→ **Written task**: Give the number of lines that include the string "laps", nothing more.

→ **Extracted material**:
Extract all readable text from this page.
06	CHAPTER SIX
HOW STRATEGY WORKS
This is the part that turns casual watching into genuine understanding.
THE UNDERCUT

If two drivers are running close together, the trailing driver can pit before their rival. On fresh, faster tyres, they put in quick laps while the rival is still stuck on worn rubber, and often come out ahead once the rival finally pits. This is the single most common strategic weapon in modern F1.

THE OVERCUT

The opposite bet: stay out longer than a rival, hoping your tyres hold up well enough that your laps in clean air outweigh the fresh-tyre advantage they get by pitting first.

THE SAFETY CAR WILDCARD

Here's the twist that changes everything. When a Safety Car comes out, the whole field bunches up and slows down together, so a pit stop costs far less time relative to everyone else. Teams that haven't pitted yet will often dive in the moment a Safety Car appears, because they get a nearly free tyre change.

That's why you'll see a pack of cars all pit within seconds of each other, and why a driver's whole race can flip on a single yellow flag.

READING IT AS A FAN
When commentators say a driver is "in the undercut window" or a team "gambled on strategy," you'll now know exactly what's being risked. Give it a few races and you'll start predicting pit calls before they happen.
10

→ **Exercise solution**: 2